Indique se cada afirmação abaixo está de acordo com o texto sobre Carlos Nejar, respondendo sim ou não e citando literalmente as palavras do texto que decidem a questão.
1. Carlos Nejar nasceu em Guarapari.
2. Nejar é membro da cadeira 16 da Academia Espírito-santense de Letras.
3. Nejar declara ainda ter apego ao livro impresso.

» Bloco de texto
^^^^

“Nossa literatura é uma das mais poderosas do mundo”. Membro da AEL e da ABL, Carlos Nejar ecoa sua voz em defesa do escritor brasileiro
por Romulo Felippe
Embora nascido em Porto Alegre, em 11 de janeiro de 1939, as raízes do coração de Luiz Carlos Verzoni Nejar estão fincadas em terras capixabas. Afinal, viveu anos dos mais felizes em seu Paiol da Aurora, em Guarapari. Membro da cadeira 16 da Academia Espírito-santense de Letras, e ocupante da cadeira 04 da Academia Brasileira de Letas – ambas instituições centenárias –, Carlos Nejar é uma das mentes literárias mais brilhantes do país. Não à toa é considerado um dos trinta e sete escritores-chave do século passado, entre trezentos autores memoráveis, compreendidos de 1890 a 1990, segundo ensaio do crítico suíço Gustav Siebenmann, Poesía y poéticas del siglo XX en la América Hispanica y el Brasil (Ed. Gredos, Biblioteca Romântica Hispânica, Madri,1997).
Autor de um número incontável de livros e honrado com diversos prêmios no Brasil e no mundo, além das várias indicações ao Nobel da Literatura, Nejar demonstra que o autor brasileiro “não deve nada ao mundo”. Ele discerne sobre seu amor pela literatura, com forte influência paterna; sobre a honra de pertencer a duas academias tão importantes no cenário nacional; e, entre outros temas abordados, responde se o livro existirá daqui um século: “ainda sou apegado ao livro impresso: posso tocá-lo, senti-lo”, afirma. Por fim, o ‘pampiano capixaba’ nos presenteia contando uma passagem de sua amizade com o ‘sabiá’ da crônica brasileira, o cachoeirense Rubem Braga.
Como surgiu a paixão pela literatura?

^^^^

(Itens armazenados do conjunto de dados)
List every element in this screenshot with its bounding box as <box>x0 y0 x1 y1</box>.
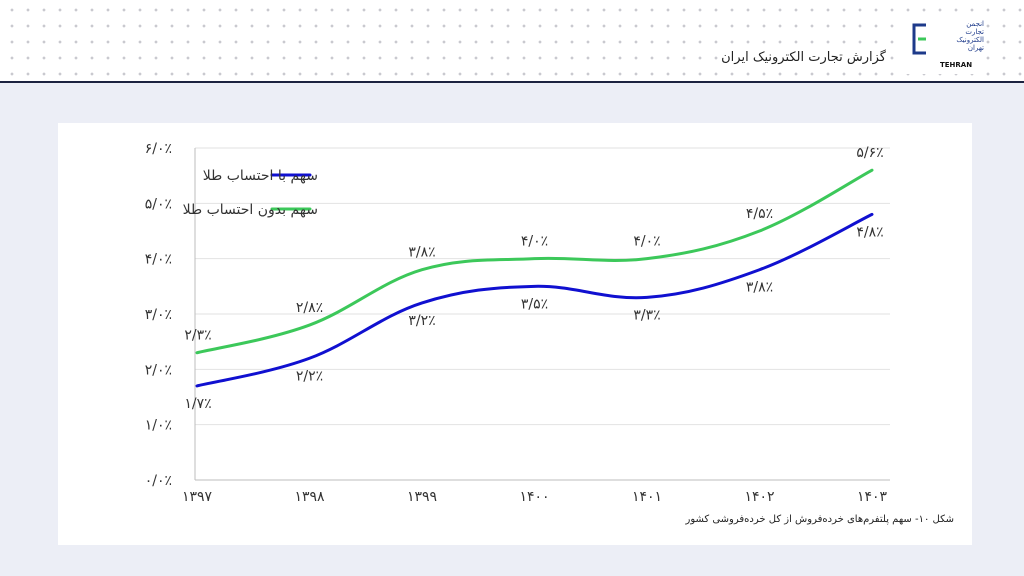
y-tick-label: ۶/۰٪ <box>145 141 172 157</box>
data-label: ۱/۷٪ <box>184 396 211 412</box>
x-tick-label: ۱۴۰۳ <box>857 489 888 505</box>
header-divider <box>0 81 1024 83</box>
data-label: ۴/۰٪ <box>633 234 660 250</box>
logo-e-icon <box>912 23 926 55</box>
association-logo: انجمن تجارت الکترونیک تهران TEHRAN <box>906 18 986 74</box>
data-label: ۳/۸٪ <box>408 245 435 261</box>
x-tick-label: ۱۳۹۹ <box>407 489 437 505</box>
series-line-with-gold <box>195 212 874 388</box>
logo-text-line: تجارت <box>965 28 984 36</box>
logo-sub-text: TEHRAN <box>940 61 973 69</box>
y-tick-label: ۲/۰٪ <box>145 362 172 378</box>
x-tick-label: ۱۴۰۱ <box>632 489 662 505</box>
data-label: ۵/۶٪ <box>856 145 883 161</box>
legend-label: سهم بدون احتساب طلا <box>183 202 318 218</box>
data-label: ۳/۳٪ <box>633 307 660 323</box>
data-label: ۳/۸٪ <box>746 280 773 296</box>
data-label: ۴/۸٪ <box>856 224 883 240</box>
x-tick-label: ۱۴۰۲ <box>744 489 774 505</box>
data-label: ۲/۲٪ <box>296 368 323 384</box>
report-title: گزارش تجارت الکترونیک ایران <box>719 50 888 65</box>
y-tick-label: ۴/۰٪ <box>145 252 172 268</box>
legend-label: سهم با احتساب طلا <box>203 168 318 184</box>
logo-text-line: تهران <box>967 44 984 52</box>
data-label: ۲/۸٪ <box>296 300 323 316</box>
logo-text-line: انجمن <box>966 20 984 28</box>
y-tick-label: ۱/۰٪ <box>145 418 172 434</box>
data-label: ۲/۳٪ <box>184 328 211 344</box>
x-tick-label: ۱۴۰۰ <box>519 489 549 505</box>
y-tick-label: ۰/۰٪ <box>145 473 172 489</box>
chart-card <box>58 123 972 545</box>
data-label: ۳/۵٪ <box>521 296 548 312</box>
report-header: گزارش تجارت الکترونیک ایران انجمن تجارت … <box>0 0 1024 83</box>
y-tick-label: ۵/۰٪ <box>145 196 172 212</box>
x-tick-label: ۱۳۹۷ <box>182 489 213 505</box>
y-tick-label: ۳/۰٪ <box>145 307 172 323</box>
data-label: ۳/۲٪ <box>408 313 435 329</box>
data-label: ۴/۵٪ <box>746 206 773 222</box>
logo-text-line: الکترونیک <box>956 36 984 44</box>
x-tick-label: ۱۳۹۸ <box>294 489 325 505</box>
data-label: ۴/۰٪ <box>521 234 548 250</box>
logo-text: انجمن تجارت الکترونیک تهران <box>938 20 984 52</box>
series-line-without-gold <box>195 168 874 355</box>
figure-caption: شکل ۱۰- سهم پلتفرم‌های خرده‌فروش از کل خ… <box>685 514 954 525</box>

^^^^

» Resolução
1. Não: "Embora nascido em Porto Alegre, em 11 de janeiro de 1939".
2. Sim: "Membro da cadeira 16 da Academia Espírito-santense de Letras".
3. Sim: "ainda sou apegado ao livro impresso: posso tocá-lo, senti-lo".